# Exercise goal:
Could you write out every record below exactly, leaving out any pictures?

Start

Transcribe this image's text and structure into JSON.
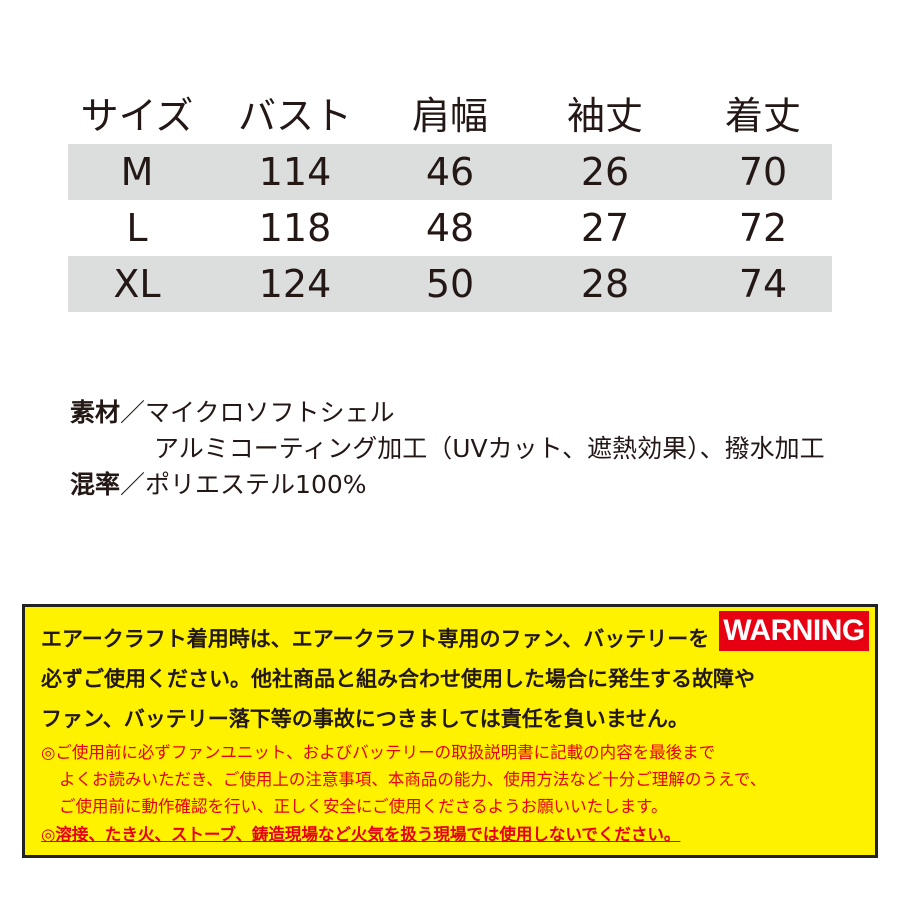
{
  "size_table": {
    "headers": [
      "サイズ",
      "バスト",
      "肩幅",
      "袖丈",
      "着丈"
    ],
    "rows": [
      [
        "M",
        "114",
        "46",
        "26",
        "70"
      ],
      [
        "L",
        "118",
        "48",
        "27",
        "72"
      ],
      [
        "XL",
        "124",
        "50",
        "28",
        "74"
      ]
    ]
  },
  "spec": {
    "material_label": "素材",
    "separator": "／",
    "material_line1": "マイクロソフトシェル",
    "material_line2": "アルミコーティング加工（UVカット、遮熱効果）、撥水加工",
    "blend_label": "混率",
    "blend_value": "ポリエステル100%"
  },
  "warning": {
    "badge": "WARNING",
    "main_lines": [
      "エアークラフト着用時は、エアークラフト専用のファン、バッテリーを",
      "必ずご使用ください。他社商品と組み合わせ使用した場合に発生する故障や",
      "ファン、バッテリー落下等の事故につきましては責任を負いません。"
    ],
    "note_lines": [
      "◎ご使用前に必ずファンユニット、およびバッテリーの取扱説明書に記載の内容を最後まで",
      "よくお読みいただき、ご使用上の注意事項、本商品の能力、使用方法など十分ご理解のうえで、",
      "ご使用前に動作確認を行い、正しく安全にご使用くださるようお願いいたします。",
      "◎溶接、たき火、ストーブ、鋳造現場など火気を扱う現場では使用しないでください。"
    ],
    "colors": {
      "background": "#fff200",
      "badge": "#e60012",
      "note_text": "#e60012"
    }
  }
}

End

# Output for this exercise:
Transcribe this image's text and structure into JSON.
{
  "size_table": {
    "headers": [
      "サイズ",
      "バスト",
      "肩幅",
      "袖丈",
      "着丈"
    ],
    "rows": [
      [
        "M",
        "114",
        "46",
        "26",
        "70"
      ],
      [
        "L",
        "118",
        "48",
        "27",
        "72"
      ],
      [
        "XL",
        "124",
        "50",
        "28",
        "74"
      ]
    ]
  },
  "spec": {
    "material_label": "素材",
    "separator": "／",
    "material_line1": "マイクロソフトシェル",
    "material_line2": "アルミコーティング加工（UVカット、遮熱効果）、撥水加工",
    "blend_label": "混率",
    "blend_value": "ポリエステル100%"
  },
  "warning": {
    "badge": "WARNING",
    "main_lines": [
      "エアークラフト着用時は、エアークラフト専用のファン、バッテリーを",
      "必ずご使用ください。他社商品と組み合わせ使用した場合に発生する故障や",
      "ファン、バッテリー落下等の事故につきましては責任を負いません。"
    ],
    "note_lines": [
      "◎ご使用前に必ずファンユニット、およびバッテリーの取扱説明書に記載の内容を最後まで",
      "よくお読みいただき、ご使用上の注意事項、本商品の能力、使用方法など十分ご理解のうえで、",
      "ご使用前に動作確認を行い、正しく安全にご使用くださるようお願いいたします。",
      "◎溶接、たき火、ストーブ、鋳造現場など火気を扱う現場では使用しないでください。"
    ],
    "colors": {
      "background": "#fff200",
      "badge": "#e60012",
      "note_text": "#e60012"
    }
  }
}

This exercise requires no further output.